» **Record set**

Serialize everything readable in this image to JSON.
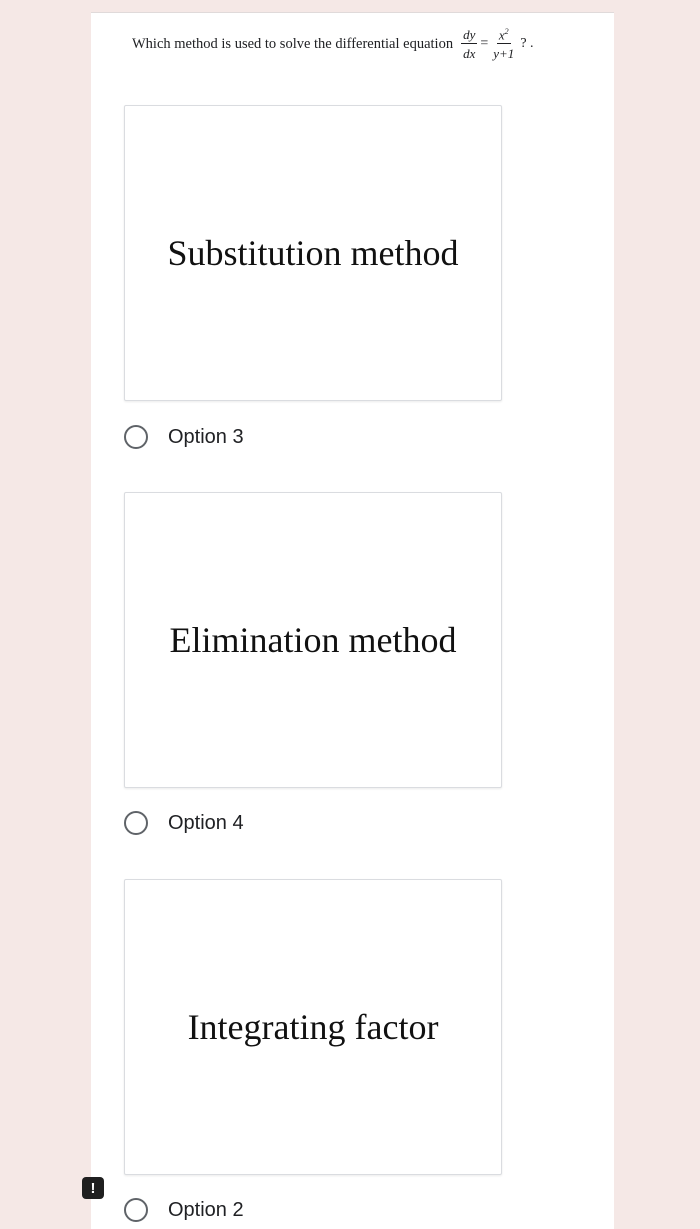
{
  "question": {
    "text": "Which method is used to solve the differential equation",
    "equation": {
      "lhs_num": "dy",
      "lhs_den": "dx",
      "equals": "=",
      "rhs_num_base": "x",
      "rhs_num_exp": "2",
      "rhs_den": "y+1"
    },
    "suffix": "? ."
  },
  "options": [
    {
      "image_text": "Substitution method",
      "label": "Option 3"
    },
    {
      "image_text": "Elimination method",
      "label": "Option 4"
    },
    {
      "image_text": "Integrating factor",
      "label": "Option 2"
    }
  ],
  "report_icon": {
    "symbol": "!",
    "icon": "report-icon"
  },
  "colors": {
    "page_background": "#f5e8e6",
    "card_background": "#ffffff",
    "radio_border": "#5f6368",
    "text": "#202124"
  }
}
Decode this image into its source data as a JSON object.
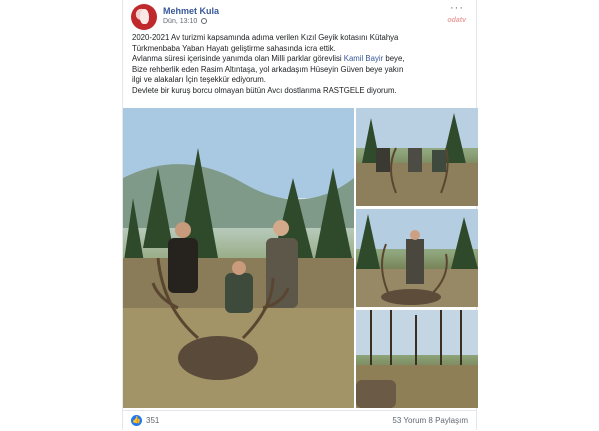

» **Task to carry out**
Each record must be quoted in full and exactly. Do not include the pictures.

» **Exercise answer**
Serialize everything readable in this image to JSON.
{
  "question": {
    "text": "Which method is used to solve the differential equation",
    "equation": {
      "lhs_num": "dy",
      "lhs_den": "dx",
      "equals": "=",
      "rhs_num_base": "x",
      "rhs_num_exp": "2",
      "rhs_den": "y+1"
    },
    "suffix": "? ."
  },
  "options": [
    {
      "image_text": "Substitution method",
      "label": "Option 3"
    },
    {
      "image_text": "Elimination method",
      "label": "Option 4"
    },
    {
      "image_text": "Integrating factor",
      "label": "Option 2"
    }
  ],
  "report_icon": {
    "symbol": "!",
    "icon": "report-icon"
  },
  "colors": {
    "page_background": "#f5e8e6",
    "card_background": "#ffffff",
    "radio_border": "#5f6368",
    "text": "#202124"
  }
}
Decode this image into its source data as a JSON object.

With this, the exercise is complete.